[Records]
╔══

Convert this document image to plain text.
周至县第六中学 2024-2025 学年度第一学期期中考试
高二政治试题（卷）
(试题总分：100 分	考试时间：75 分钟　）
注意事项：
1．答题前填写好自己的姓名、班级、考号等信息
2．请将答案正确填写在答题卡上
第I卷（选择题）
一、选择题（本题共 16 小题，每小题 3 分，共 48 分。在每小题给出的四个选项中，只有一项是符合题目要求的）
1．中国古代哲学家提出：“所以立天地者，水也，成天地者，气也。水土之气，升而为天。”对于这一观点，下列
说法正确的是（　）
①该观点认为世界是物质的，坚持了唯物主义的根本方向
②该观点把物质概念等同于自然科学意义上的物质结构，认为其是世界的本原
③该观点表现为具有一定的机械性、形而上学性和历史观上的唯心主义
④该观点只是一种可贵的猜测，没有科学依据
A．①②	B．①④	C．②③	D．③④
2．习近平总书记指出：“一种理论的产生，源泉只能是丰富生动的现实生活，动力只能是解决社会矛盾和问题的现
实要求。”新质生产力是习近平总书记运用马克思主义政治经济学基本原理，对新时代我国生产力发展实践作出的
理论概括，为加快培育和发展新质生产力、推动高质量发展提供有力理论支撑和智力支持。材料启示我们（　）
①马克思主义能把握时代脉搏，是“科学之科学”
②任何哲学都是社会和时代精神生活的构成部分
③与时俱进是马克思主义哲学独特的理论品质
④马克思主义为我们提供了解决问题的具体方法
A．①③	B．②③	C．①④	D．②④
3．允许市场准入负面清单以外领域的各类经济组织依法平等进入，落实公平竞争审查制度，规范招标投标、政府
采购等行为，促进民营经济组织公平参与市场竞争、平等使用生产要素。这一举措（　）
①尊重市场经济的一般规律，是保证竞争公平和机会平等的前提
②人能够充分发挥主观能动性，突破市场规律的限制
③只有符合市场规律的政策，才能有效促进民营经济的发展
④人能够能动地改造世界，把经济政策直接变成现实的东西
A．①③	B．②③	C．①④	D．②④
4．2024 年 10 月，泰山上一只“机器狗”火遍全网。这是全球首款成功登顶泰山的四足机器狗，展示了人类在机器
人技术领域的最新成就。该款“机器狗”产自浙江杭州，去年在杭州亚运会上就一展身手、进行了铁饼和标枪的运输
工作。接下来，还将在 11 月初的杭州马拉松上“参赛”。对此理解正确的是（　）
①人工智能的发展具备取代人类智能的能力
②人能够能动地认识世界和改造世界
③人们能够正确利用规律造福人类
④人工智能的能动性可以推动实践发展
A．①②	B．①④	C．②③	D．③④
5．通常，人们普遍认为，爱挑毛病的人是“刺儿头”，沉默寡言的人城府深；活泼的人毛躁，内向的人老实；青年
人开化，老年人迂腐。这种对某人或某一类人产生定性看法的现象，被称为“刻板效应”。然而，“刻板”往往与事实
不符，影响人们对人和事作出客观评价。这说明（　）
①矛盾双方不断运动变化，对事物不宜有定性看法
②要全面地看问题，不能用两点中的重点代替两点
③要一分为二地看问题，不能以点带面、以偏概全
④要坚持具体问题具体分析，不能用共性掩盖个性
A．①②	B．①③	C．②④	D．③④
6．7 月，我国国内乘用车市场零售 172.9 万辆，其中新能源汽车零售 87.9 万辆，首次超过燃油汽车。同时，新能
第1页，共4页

╚══

§ Stated problem
Please repeat the listing exactly, with nothing left out.

§ Response to this exercise
Convert this document image to plain text.
周至县第六中学 2024-2025 学年度第一学期期中考试
高二政治试题（卷）
(试题总分：100 分	考试时间：75 分钟　）
注意事项：
1．答题前填写好自己的姓名、班级、考号等信息
2．请将答案正确填写在答题卡上
第I卷（选择题）
一、选择题（本题共 16 小题，每小题 3 分，共 48 分。在每小题给出的四个选项中，只有一项是符合题目要求的）
1．中国古代哲学家提出：“所以立天地者，水也，成天地者，气也。水土之气，升而为天。”对于这一观点，下列
说法正确的是（　）
①该观点认为世界是物质的，坚持了唯物主义的根本方向
②该观点把物质概念等同于自然科学意义上的物质结构，认为其是世界的本原
③该观点表现为具有一定的机械性、形而上学性和历史观上的唯心主义
④该观点只是一种可贵的猜测，没有科学依据
A．①②	B．①④	C．②③	D．③④
2．习近平总书记指出：“一种理论的产生，源泉只能是丰富生动的现实生活，动力只能是解决社会矛盾和问题的现
实要求。”新质生产力是习近平总书记运用马克思主义政治经济学基本原理，对新时代我国生产力发展实践作出的
理论概括，为加快培育和发展新质生产力、推动高质量发展提供有力理论支撑和智力支持。材料启示我们（　）
①马克思主义能把握时代脉搏，是“科学之科学”
②任何哲学都是社会和时代精神生活的构成部分
③与时俱进是马克思主义哲学独特的理论品质
④马克思主义为我们提供了解决问题的具体方法
A．①③	B．②③	C．①④	D．②④
3．允许市场准入负面清单以外领域的各类经济组织依法平等进入，落实公平竞争审查制度，规范招标投标、政府
采购等行为，促进民营经济组织公平参与市场竞争、平等使用生产要素。这一举措（　）
①尊重市场经济的一般规律，是保证竞争公平和机会平等的前提
②人能够充分发挥主观能动性，突破市场规律的限制
③只有符合市场规律的政策，才能有效促进民营经济的发展
④人能够能动地改造世界，把经济政策直接变成现实的东西
A．①③	B．②③	C．①④	D．②④
4．2024 年 10 月，泰山上一只“机器狗”火遍全网。这是全球首款成功登顶泰山的四足机器狗，展示了人类在机器
人技术领域的最新成就。该款“机器狗”产自浙江杭州，去年在杭州亚运会上就一展身手、进行了铁饼和标枪的运输
工作。接下来，还将在 11 月初的杭州马拉松上“参赛”。对此理解正确的是（　）
①人工智能的发展具备取代人类智能的能力
②人能够能动地认识世界和改造世界
③人们能够正确利用规律造福人类
④人工智能的能动性可以推动实践发展
A．①②	B．①④	C．②③	D．③④
5．通常，人们普遍认为，爱挑毛病的人是“刺儿头”，沉默寡言的人城府深；活泼的人毛躁，内向的人老实；青年
人开化，老年人迂腐。这种对某人或某一类人产生定性看法的现象，被称为“刻板效应”。然而，“刻板”往往与事实
不符，影响人们对人和事作出客观评价。这说明（　）
①矛盾双方不断运动变化，对事物不宜有定性看法
②要全面地看问题，不能用两点中的重点代替两点
③要一分为二地看问题，不能以点带面、以偏概全
④要坚持具体问题具体分析，不能用共性掩盖个性
A．①②	B．①③	C．②④	D．③④
6．7 月，我国国内乘用车市场零售 172.9 万辆，其中新能源汽车零售 87.9 万辆，首次超过燃油汽车。同时，新能
第1页，共4页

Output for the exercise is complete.